• Collected data:
* Start *

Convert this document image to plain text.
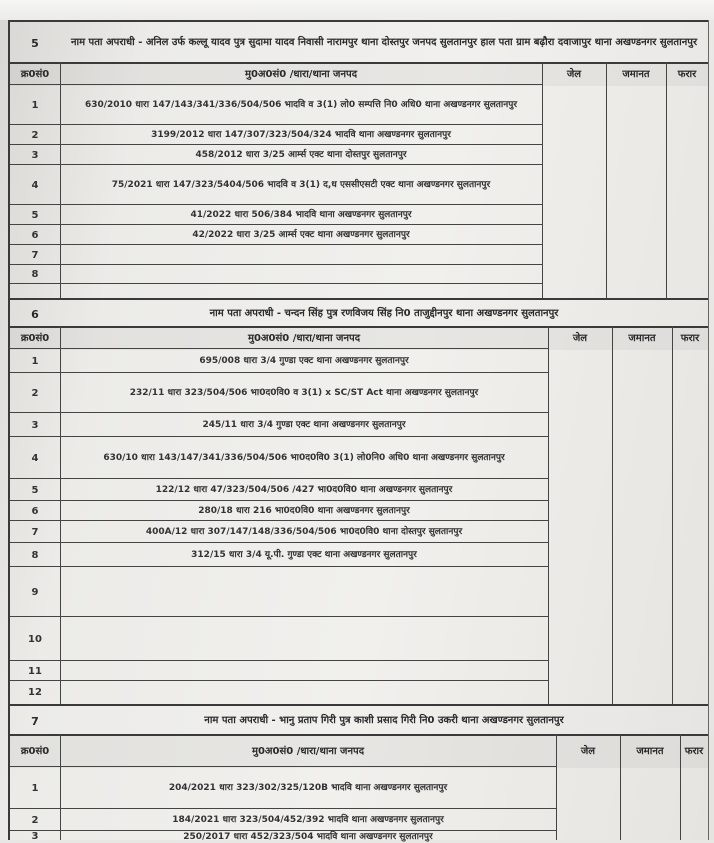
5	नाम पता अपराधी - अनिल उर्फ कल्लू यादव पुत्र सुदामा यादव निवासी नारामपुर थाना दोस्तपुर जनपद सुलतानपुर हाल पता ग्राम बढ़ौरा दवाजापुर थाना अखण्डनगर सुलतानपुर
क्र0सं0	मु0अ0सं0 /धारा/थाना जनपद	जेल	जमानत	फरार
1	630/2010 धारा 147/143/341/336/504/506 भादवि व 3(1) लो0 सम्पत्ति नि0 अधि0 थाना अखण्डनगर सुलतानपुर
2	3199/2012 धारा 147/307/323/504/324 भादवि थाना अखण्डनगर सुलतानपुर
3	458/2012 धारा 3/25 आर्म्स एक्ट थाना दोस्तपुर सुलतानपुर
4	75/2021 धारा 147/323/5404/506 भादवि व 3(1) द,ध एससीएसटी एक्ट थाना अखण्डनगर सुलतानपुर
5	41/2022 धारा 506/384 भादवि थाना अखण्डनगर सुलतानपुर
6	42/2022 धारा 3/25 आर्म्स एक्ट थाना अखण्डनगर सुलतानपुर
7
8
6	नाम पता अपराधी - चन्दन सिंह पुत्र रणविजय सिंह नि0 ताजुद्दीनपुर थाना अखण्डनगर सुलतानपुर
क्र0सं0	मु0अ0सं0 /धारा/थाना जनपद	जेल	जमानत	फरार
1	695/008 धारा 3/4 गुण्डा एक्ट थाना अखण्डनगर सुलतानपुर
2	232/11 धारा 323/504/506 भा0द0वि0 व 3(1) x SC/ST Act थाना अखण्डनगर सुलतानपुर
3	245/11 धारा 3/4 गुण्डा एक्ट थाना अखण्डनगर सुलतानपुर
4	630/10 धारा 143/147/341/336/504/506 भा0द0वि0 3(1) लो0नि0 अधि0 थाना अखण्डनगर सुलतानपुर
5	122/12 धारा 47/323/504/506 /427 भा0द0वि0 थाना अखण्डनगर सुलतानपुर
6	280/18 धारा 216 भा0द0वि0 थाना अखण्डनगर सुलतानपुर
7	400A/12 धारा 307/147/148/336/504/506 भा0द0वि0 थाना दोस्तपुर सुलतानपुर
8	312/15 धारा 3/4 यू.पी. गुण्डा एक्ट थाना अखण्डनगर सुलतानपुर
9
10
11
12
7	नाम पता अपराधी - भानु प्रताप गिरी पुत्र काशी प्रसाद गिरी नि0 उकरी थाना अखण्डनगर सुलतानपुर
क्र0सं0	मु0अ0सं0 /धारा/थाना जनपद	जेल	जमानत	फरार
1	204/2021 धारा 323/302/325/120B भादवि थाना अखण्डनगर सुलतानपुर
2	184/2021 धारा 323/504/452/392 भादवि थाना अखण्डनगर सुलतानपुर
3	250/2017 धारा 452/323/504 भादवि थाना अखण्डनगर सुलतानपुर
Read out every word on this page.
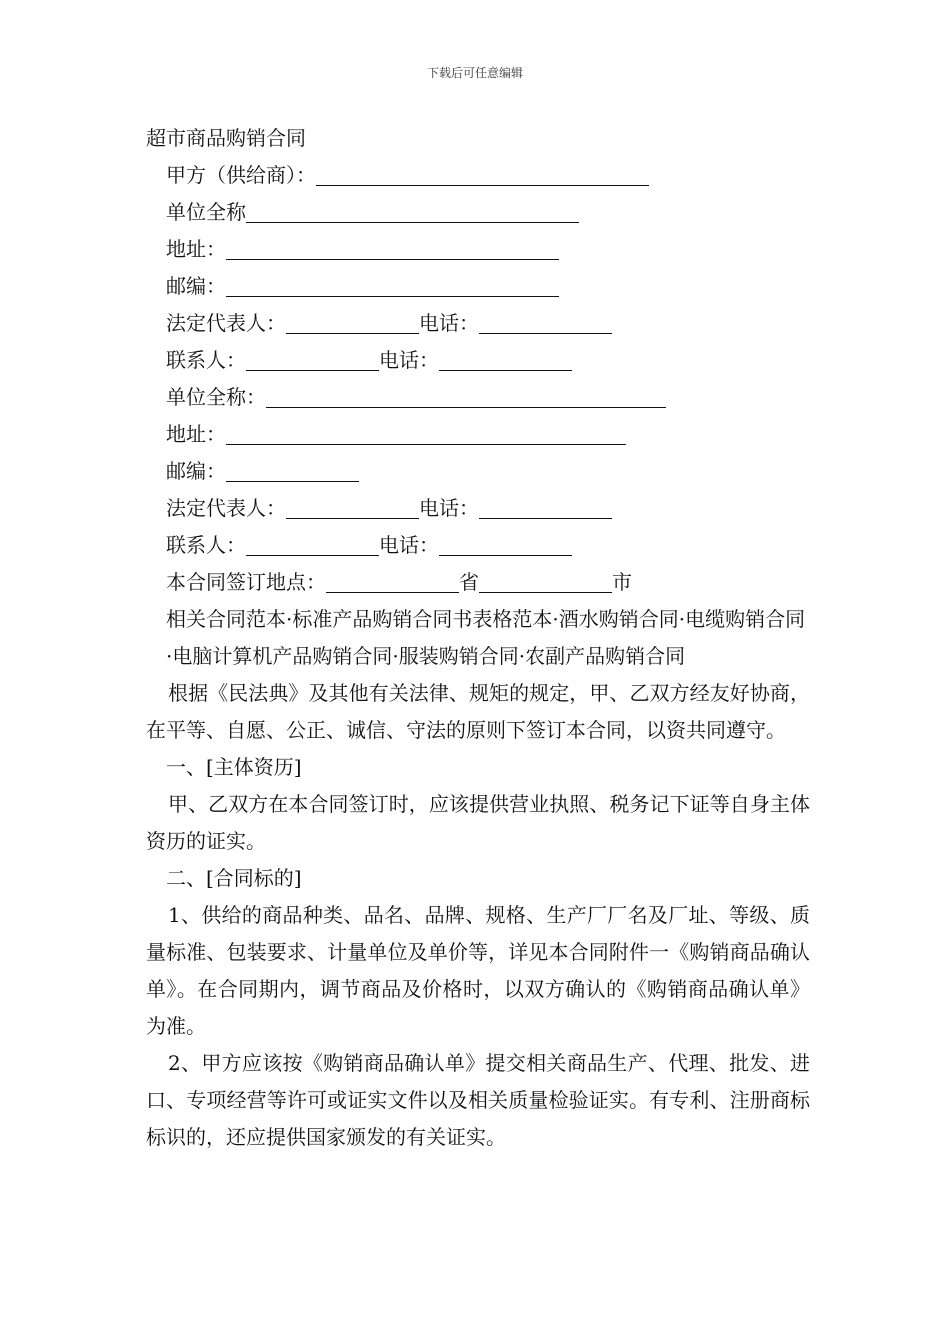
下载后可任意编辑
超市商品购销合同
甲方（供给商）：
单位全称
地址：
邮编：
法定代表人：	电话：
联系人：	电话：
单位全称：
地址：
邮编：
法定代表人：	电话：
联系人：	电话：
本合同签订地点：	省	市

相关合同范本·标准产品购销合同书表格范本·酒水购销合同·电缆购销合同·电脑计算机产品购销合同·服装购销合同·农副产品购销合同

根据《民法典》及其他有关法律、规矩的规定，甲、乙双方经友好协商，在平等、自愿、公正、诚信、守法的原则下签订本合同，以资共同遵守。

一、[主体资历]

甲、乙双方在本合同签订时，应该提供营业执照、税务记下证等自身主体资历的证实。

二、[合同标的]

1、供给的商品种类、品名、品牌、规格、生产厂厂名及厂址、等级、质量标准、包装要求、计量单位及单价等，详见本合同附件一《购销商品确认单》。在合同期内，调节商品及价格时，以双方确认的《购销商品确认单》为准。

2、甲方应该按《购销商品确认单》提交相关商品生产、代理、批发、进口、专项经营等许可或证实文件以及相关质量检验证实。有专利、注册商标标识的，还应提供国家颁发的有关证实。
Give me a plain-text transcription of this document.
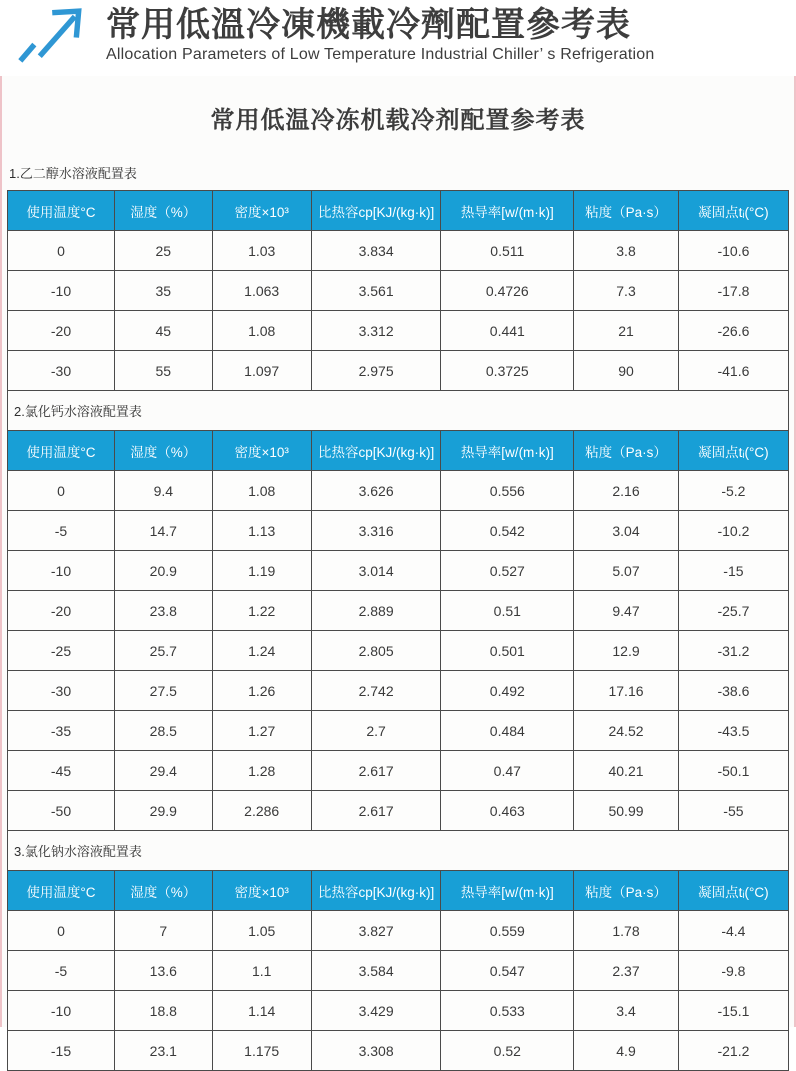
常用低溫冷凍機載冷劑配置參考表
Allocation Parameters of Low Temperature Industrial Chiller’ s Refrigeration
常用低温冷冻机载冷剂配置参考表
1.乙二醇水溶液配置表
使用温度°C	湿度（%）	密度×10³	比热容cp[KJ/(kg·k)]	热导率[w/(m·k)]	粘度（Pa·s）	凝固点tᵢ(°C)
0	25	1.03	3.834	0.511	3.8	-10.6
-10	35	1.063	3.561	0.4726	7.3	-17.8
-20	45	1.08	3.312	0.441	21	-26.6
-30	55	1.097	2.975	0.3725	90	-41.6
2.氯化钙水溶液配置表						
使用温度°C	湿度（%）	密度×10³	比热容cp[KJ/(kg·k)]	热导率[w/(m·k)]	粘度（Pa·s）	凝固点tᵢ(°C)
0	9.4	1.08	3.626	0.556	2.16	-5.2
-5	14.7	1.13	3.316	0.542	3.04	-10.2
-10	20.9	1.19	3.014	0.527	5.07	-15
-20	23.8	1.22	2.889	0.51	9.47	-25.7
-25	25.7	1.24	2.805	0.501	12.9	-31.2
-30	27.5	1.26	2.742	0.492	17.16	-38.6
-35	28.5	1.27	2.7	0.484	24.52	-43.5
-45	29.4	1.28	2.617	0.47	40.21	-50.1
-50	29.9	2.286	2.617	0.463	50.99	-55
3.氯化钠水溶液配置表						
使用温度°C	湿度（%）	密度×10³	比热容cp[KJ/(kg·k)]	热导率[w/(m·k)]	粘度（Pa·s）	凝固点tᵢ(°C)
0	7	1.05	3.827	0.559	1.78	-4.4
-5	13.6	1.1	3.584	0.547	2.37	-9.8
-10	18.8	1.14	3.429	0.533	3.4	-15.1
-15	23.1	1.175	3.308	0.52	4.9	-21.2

* End *
* Start *

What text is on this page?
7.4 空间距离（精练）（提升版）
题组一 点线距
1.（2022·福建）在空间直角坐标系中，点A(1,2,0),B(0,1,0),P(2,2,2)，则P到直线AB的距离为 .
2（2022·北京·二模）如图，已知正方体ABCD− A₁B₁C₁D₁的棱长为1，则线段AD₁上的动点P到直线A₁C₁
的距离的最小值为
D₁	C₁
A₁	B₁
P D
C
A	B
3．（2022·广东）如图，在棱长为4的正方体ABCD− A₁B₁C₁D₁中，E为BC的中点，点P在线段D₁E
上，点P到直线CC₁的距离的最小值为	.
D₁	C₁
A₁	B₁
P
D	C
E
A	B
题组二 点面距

* End *
* Start *

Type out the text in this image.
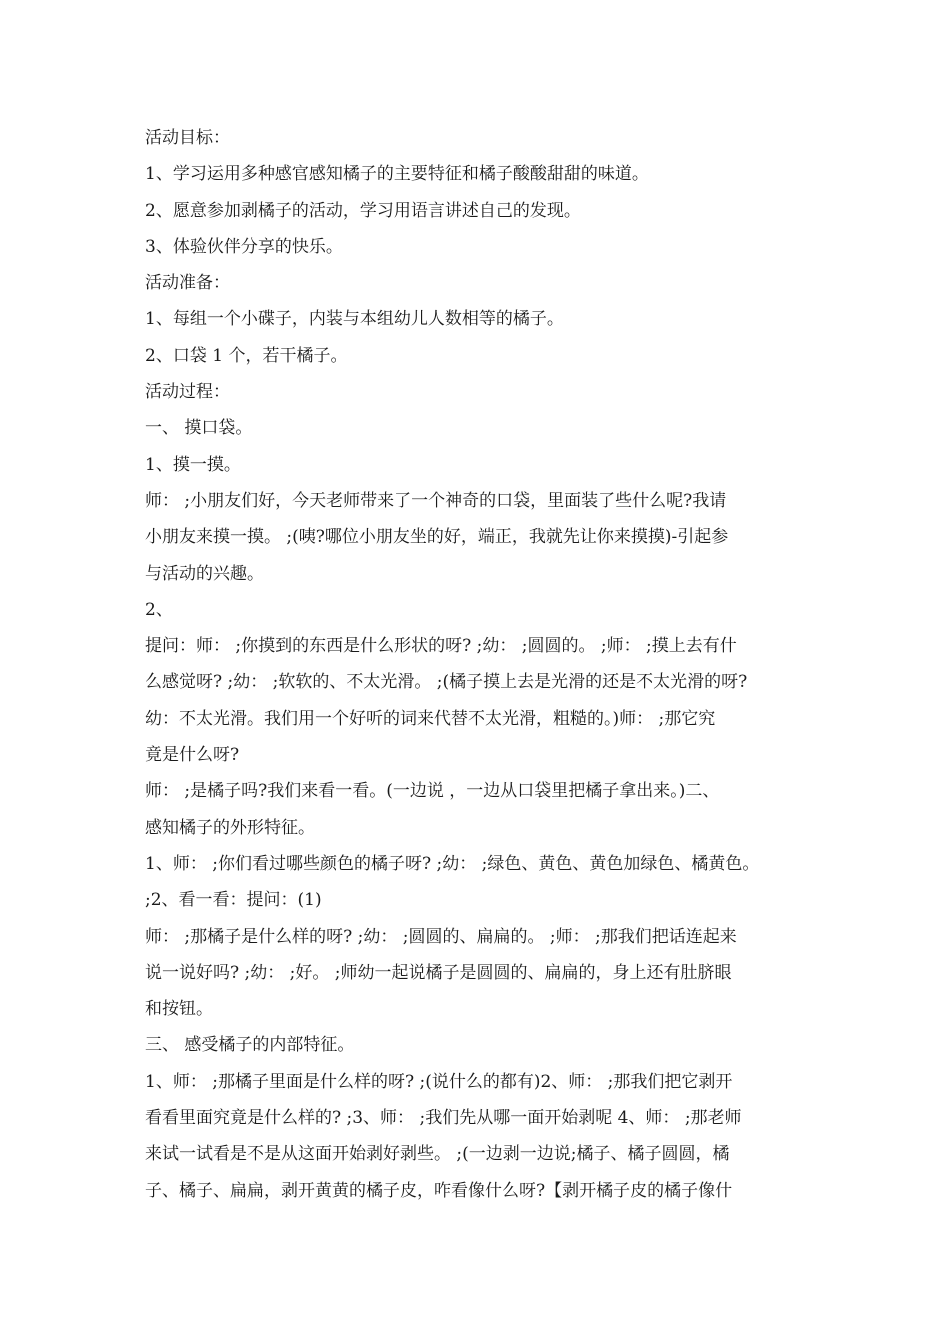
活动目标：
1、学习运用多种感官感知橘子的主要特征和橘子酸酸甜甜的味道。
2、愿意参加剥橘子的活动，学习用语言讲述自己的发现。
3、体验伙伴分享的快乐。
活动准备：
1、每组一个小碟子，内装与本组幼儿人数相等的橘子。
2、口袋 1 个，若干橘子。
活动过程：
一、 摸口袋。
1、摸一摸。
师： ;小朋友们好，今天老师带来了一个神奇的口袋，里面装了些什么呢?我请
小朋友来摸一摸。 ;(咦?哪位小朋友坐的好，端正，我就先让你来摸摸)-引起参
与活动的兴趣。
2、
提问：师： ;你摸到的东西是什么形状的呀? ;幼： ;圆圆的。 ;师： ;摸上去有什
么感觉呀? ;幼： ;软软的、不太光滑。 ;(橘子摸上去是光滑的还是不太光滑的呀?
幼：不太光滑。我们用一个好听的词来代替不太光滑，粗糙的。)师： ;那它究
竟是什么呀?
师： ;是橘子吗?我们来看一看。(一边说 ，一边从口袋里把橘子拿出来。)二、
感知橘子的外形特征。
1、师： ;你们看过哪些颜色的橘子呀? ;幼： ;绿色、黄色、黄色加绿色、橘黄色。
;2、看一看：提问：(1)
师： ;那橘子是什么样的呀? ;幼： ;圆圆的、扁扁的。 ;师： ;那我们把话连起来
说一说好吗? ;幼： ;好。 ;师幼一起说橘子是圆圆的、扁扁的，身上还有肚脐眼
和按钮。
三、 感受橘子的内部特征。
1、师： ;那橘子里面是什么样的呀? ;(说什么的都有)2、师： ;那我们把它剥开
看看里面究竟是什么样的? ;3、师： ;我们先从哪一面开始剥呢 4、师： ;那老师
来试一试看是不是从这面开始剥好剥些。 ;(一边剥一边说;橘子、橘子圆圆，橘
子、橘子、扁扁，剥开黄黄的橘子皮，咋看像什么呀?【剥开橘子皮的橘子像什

* End *

Show all lines above holding "this".

Convert this document image to plain text.
Read out every word on this page.
Give me a plain-text transcription of this document.
What text is on this page?
Type out the text in this image.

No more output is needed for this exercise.